## Extracted records
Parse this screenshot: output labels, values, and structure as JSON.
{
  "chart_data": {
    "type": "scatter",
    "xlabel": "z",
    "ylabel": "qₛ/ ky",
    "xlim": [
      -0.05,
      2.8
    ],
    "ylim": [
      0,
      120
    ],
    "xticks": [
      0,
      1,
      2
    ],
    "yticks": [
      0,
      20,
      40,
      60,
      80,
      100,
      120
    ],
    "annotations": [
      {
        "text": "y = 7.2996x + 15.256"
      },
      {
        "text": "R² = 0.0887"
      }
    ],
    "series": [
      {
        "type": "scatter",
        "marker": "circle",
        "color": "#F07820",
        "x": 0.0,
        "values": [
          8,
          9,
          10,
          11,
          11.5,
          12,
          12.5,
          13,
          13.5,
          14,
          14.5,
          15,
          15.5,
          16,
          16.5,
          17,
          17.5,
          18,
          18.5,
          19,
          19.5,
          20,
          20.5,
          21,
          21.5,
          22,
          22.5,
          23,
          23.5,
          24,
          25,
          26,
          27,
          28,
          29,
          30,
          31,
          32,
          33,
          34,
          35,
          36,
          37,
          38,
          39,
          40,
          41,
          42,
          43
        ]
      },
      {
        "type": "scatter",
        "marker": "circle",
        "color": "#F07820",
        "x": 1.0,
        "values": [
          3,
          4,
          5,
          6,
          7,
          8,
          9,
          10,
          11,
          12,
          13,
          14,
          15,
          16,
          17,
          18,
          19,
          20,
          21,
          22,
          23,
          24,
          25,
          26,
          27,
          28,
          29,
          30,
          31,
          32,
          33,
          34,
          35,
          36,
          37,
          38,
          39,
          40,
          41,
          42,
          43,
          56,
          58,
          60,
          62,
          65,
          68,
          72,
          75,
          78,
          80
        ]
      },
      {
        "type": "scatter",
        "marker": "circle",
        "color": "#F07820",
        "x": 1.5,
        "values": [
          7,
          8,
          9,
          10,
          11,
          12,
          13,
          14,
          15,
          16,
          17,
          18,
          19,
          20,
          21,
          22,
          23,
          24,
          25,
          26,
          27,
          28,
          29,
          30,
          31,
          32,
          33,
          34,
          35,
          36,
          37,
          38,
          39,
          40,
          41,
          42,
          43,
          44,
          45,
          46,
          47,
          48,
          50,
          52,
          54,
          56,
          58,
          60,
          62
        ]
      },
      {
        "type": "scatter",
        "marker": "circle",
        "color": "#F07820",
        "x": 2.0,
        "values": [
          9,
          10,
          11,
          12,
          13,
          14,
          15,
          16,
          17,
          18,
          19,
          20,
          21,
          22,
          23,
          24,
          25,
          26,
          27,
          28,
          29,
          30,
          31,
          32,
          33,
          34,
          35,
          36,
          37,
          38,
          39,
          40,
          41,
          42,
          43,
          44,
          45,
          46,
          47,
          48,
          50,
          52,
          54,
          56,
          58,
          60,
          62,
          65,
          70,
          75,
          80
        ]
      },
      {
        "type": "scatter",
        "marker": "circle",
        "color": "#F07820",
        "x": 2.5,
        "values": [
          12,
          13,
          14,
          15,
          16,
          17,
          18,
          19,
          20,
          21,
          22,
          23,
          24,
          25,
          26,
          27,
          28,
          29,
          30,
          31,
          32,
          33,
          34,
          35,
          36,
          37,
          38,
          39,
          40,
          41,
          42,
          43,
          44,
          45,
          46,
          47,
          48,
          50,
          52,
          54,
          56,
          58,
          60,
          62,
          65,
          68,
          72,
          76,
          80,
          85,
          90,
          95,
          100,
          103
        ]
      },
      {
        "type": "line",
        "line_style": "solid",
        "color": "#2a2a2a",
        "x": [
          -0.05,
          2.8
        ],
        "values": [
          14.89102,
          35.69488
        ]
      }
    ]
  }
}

## What you are asked to do
Each line above must be reproduced exactly as it stands.

## Response to this task
Parse this screenshot: output labels, values, and structure as JSON.
{
  "chart_data": {
    "type": "scatter",
    "xlabel": "z",
    "ylabel": "qₛ/ ky",
    "xlim": [
      -0.05,
      2.8
    ],
    "ylim": [
      0,
      120
    ],
    "xticks": [
      0,
      1,
      2
    ],
    "yticks": [
      0,
      20,
      40,
      60,
      80,
      100,
      120
    ],
    "annotations": [
      {
        "text": "y = 7.2996x + 15.256"
      },
      {
        "text": "R² = 0.0887"
      }
    ],
    "series": [
      {
        "type": "scatter",
        "marker": "circle",
        "color": "#F07820",
        "x": 0.0,
        "values": [
          8,
          9,
          10,
          11,
          11.5,
          12,
          12.5,
          13,
          13.5,
          14,
          14.5,
          15,
          15.5,
          16,
          16.5,
          17,
          17.5,
          18,
          18.5,
          19,
          19.5,
          20,
          20.5,
          21,
          21.5,
          22,
          22.5,
          23,
          23.5,
          24,
          25,
          26,
          27,
          28,
          29,
          30,
          31,
          32,
          33,
          34,
          35,
          36,
          37,
          38,
          39,
          40,
          41,
          42,
          43
        ]
      },
      {
        "type": "scatter",
        "marker": "circle",
        "color": "#F07820",
        "x": 1.0,
        "values": [
          3,
          4,
          5,
          6,
          7,
          8,
          9,
          10,
          11,
          12,
          13,
          14,
          15,
          16,
          17,
          18,
          19,
          20,
          21,
          22,
          23,
          24,
          25,
          26,
          27,
          28,
          29,
          30,
          31,
          32,
          33,
          34,
          35,
          36,
          37,
          38,
          39,
          40,
          41,
          42,
          43,
          56,
          58,
          60,
          62,
          65,
          68,
          72,
          75,
          78,
          80
        ]
      },
      {
        "type": "scatter",
        "marker": "circle",
        "color": "#F07820",
        "x": 1.5,
        "values": [
          7,
          8,
          9,
          10,
          11,
          12,
          13,
          14,
          15,
          16,
          17,
          18,
          19,
          20,
          21,
          22,
          23,
          24,
          25,
          26,
          27,
          28,
          29,
          30,
          31,
          32,
          33,
          34,
          35,
          36,
          37,
          38,
          39,
          40,
          41,
          42,
          43,
          44,
          45,
          46,
          47,
          48,
          50,
          52,
          54,
          56,
          58,
          60,
          62
        ]
      },
      {
        "type": "scatter",
        "marker": "circle",
        "color": "#F07820",
        "x": 2.0,
        "values": [
          9,
          10,
          11,
          12,
          13,
          14,
          15,
          16,
          17,
          18,
          19,
          20,
          21,
          22,
          23,
          24,
          25,
          26,
          27,
          28,
          29,
          30,
          31,
          32,
          33,
          34,
          35,
          36,
          37,
          38,
          39,
          40,
          41,
          42,
          43,
          44,
          45,
          46,
          47,
          48,
          50,
          52,
          54,
          56,
          58,
          60,
          62,
          65,
          70,
          75,
          80
        ]
      },
      {
        "type": "scatter",
        "marker": "circle",
        "color": "#F07820",
        "x": 2.5,
        "values": [
          12,
          13,
          14,
          15,
          16,
          17,
          18,
          19,
          20,
          21,
          22,
          23,
          24,
          25,
          26,
          27,
          28,
          29,
          30,
          31,
          32,
          33,
          34,
          35,
          36,
          37,
          38,
          39,
          40,
          41,
          42,
          43,
          44,
          45,
          46,
          47,
          48,
          50,
          52,
          54,
          56,
          58,
          60,
          62,
          65,
          68,
          72,
          76,
          80,
          85,
          90,
          95,
          100,
          103
        ]
      },
      {
        "type": "line",
        "line_style": "solid",
        "color": "#2a2a2a",
        "x": [
          -0.05,
          2.8
        ],
        "values": [
          14.89102,
          35.69488
        ]
      }
    ]
  }
}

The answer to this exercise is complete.